■ THE TASK ■
Exclude all pictures, then copy each of the records exactly as written.

□ □ □

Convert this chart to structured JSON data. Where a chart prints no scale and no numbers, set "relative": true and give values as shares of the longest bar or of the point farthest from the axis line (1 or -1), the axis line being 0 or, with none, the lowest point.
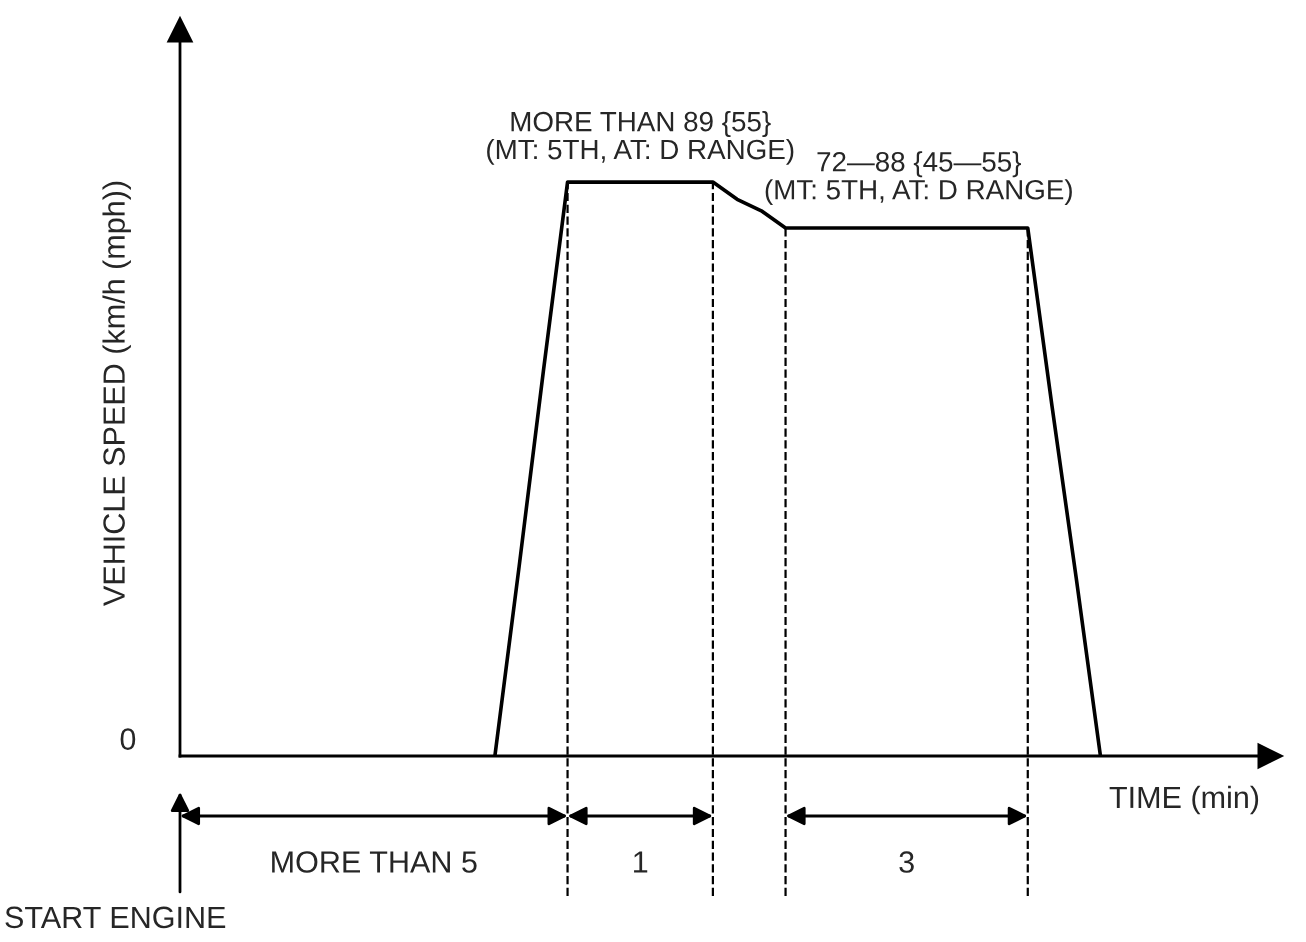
{
  "chart_data": {
    "type": "line",
    "relative": true,
    "xlabel": "TIME (min)",
    "ylabel": "VEHICLE SPEED (km/h (mph))",
    "categories": [
      null,
      null,
      null,
      null,
      null,
      null,
      null,
      null,
      null,
      null,
      null,
      null,
      null,
      null,
      null,
      null,
      null,
      null,
      null,
      null,
      null,
      null,
      null,
      null,
      null,
      null,
      null,
      null,
      null,
      null,
      null,
      null,
      null,
      null,
      null,
      null,
      null,
      null,
      null,
      null,
      null,
      null,
      null,
      null,
      null
    ],
    "series": [
      {
        "color": "#000000",
        "values": [
          null,
          null,
          null,
          null,
          null,
          null,
          null,
          null,
          null,
          null,
          null,
          null,
          null,
          0,
          0.33,
          0.67,
          1,
          1,
          1,
          1,
          1,
          1,
          1,
          0.97,
          0.95,
          0.92,
          0.92,
          0.92,
          0.92,
          0.92,
          0.92,
          0.92,
          0.92,
          0.92,
          0.92,
          0.92,
          0.61,
          0.31,
          0,
          null,
          null,
          null,
          null,
          null,
          null
        ]
      }
    ],
    "annotations": [
      "MORE THAN 89 {55}\n(MT: 5TH, AT: D RANGE)",
      "72—88 {45—55}\n(MT: 5TH, AT: D RANGE)",
      "MORE THAN 5",
      "1",
      "3",
      "START ENGINE",
      "0"
    ],
    "grid": "x",
    "marker": "none",
    "line_style": "solid"
  }
}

□ □ □

■ SOLUTION ■
Convert this chart to structured JSON data. Where a chart prints no scale and no numbers, set "relative": true and give values as shares of the longest bar or of the point farthest from the axis line (1 or -1), the axis line being 0 or, with none, the lowest point.
{
  "chart_data": {
    "type": "line",
    "relative": true,
    "xlabel": "TIME (min)",
    "ylabel": "VEHICLE SPEED (km/h (mph))",
    "categories": [
      null,
      null,
      null,
      null,
      null,
      null,
      null,
      null,
      null,
      null,
      null,
      null,
      null,
      null,
      null,
      null,
      null,
      null,
      null,
      null,
      null,
      null,
      null,
      null,
      null,
      null,
      null,
      null,
      null,
      null,
      null,
      null,
      null,
      null,
      null,
      null,
      null,
      null,
      null,
      null,
      null,
      null,
      null,
      null,
      null
    ],
    "series": [
      {
        "color": "#000000",
        "values": [
          null,
          null,
          null,
          null,
          null,
          null,
          null,
          null,
          null,
          null,
          null,
          null,
          null,
          0,
          0.33,
          0.67,
          1,
          1,
          1,
          1,
          1,
          1,
          1,
          0.97,
          0.95,
          0.92,
          0.92,
          0.92,
          0.92,
          0.92,
          0.92,
          0.92,
          0.92,
          0.92,
          0.92,
          0.92,
          0.61,
          0.31,
          0,
          null,
          null,
          null,
          null,
          null,
          null
        ]
      }
    ],
    "annotations": [
      "MORE THAN 89 {55}\n(MT: 5TH, AT: D RANGE)",
      "72—88 {45—55}\n(MT: 5TH, AT: D RANGE)",
      "MORE THAN 5",
      "1",
      "3",
      "START ENGINE",
      "0"
    ],
    "grid": "x",
    "marker": "none",
    "line_style": "solid"
  }
}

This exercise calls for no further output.